Collection entries:

»»

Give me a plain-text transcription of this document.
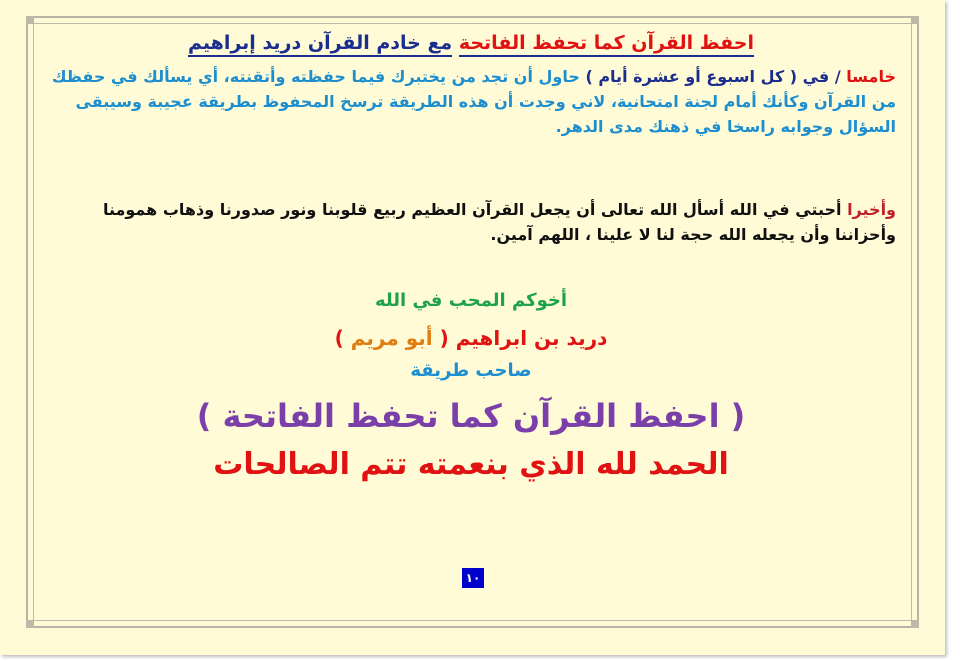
احفظ القرآن كما تحفظ الفاتحة مع خادم القرآن دريد إبراهيم
خامسا / في ( كل اسبوع أو عشرة أيام ) حاول أن تجد من يختبرك فيما حفظته وأتقنته، أي يسألك في حفظك من القرآن وكأنك أمام لجنة امتحانية، لاني وجدت أن هذه الطريقة ترسخ المحفوظ بطريقة عجيبة وسيبقى السؤال وجوابه راسخا في ذهنك مدى الدهر.
وأخيرا أحبتي في الله أسأل الله تعالى أن يجعل القرآن العظيم ربيع قلوبنا ونور صدورنا وذهاب همومنا وأحزاننا وأن يجعله الله حجة لنا لا علينا ، اللهم آمين.
أخوكم المحب في الله
دريد بن ابراهيم ( أبو مريم )
صاحب طريقة
( احفظ القرآن كما تحفظ الفاتحة )
الحمد لله الذي بنعمته تتم الصالحات
١٠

««

Exercise objective:
Drop the images and repeat the data exactly.

Solution:
Give me a plain-text transcription of this document.
احفظ القرآن كما تحفظ الفاتحة مع خادم القرآن دريد إبراهيم
خامسا / في ( كل اسبوع أو عشرة أيام ) حاول أن تجد من يختبرك فيما حفظته وأتقنته، أي يسألك في حفظك من القرآن وكأنك أمام لجنة امتحانية، لاني وجدت أن هذه الطريقة ترسخ المحفوظ بطريقة عجيبة وسيبقى السؤال وجوابه راسخا في ذهنك مدى الدهر.
وأخيرا أحبتي في الله أسأل الله تعالى أن يجعل القرآن العظيم ربيع قلوبنا ونور صدورنا وذهاب همومنا وأحزاننا وأن يجعله الله حجة لنا لا علينا ، اللهم آمين.
أخوكم المحب في الله
دريد بن ابراهيم ( أبو مريم )
صاحب طريقة
( احفظ القرآن كما تحفظ الفاتحة )
الحمد لله الذي بنعمته تتم الصالحات
١٠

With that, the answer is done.